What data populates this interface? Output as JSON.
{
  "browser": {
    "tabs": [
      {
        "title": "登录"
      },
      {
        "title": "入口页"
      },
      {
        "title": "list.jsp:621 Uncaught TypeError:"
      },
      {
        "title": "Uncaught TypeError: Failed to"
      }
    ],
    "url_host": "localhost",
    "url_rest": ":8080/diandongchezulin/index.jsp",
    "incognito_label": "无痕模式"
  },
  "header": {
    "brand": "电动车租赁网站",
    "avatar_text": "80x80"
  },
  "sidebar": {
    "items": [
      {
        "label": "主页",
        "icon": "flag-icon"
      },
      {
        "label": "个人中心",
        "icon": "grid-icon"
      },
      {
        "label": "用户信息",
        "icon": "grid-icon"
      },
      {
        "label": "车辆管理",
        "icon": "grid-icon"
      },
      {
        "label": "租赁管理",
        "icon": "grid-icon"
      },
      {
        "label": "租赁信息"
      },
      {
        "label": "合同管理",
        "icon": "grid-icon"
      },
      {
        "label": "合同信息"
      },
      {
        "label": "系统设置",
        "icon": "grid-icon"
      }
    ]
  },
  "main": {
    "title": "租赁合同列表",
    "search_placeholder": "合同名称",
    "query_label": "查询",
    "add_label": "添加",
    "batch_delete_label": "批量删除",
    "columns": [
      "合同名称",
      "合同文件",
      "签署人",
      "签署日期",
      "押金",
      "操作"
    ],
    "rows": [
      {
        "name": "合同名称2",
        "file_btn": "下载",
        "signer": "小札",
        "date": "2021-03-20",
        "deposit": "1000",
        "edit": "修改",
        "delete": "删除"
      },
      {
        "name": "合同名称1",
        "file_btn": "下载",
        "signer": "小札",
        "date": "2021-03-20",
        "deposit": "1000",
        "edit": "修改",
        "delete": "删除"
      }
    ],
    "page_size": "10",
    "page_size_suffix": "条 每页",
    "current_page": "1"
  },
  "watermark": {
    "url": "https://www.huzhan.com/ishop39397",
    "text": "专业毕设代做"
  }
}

* AIM
Please output the entire listing exactly as it stands.

* SOLUTION TO THIS EXERCISE
What data populates this interface? Output as JSON.
{
  "browser": {
    "tabs": [
      {
        "title": "登录"
      },
      {
        "title": "入口页"
      },
      {
        "title": "list.jsp:621 Uncaught TypeError:"
      },
      {
        "title": "Uncaught TypeError: Failed to"
      }
    ],
    "url_host": "localhost",
    "url_rest": ":8080/diandongchezulin/index.jsp",
    "incognito_label": "无痕模式"
  },
  "header": {
    "brand": "电动车租赁网站",
    "avatar_text": "80x80"
  },
  "sidebar": {
    "items": [
      {
        "label": "主页",
        "icon": "flag-icon"
      },
      {
        "label": "个人中心",
        "icon": "grid-icon"
      },
      {
        "label": "用户信息",
        "icon": "grid-icon"
      },
      {
        "label": "车辆管理",
        "icon": "grid-icon"
      },
      {
        "label": "租赁管理",
        "icon": "grid-icon"
      },
      {
        "label": "租赁信息"
      },
      {
        "label": "合同管理",
        "icon": "grid-icon"
      },
      {
        "label": "合同信息"
      },
      {
        "label": "系统设置",
        "icon": "grid-icon"
      }
    ]
  },
  "main": {
    "title": "租赁合同列表",
    "search_placeholder": "合同名称",
    "query_label": "查询",
    "add_label": "添加",
    "batch_delete_label": "批量删除",
    "columns": [
      "合同名称",
      "合同文件",
      "签署人",
      "签署日期",
      "押金",
      "操作"
    ],
    "rows": [
      {
        "name": "合同名称2",
        "file_btn": "下载",
        "signer": "小札",
        "date": "2021-03-20",
        "deposit": "1000",
        "edit": "修改",
        "delete": "删除"
      },
      {
        "name": "合同名称1",
        "file_btn": "下载",
        "signer": "小札",
        "date": "2021-03-20",
        "deposit": "1000",
        "edit": "修改",
        "delete": "删除"
      }
    ],
    "page_size": "10",
    "page_size_suffix": "条 每页",
    "current_page": "1"
  },
  "watermark": {
    "url": "https://www.huzhan.com/ishop39397",
    "text": "专业毕设代做"
  }
}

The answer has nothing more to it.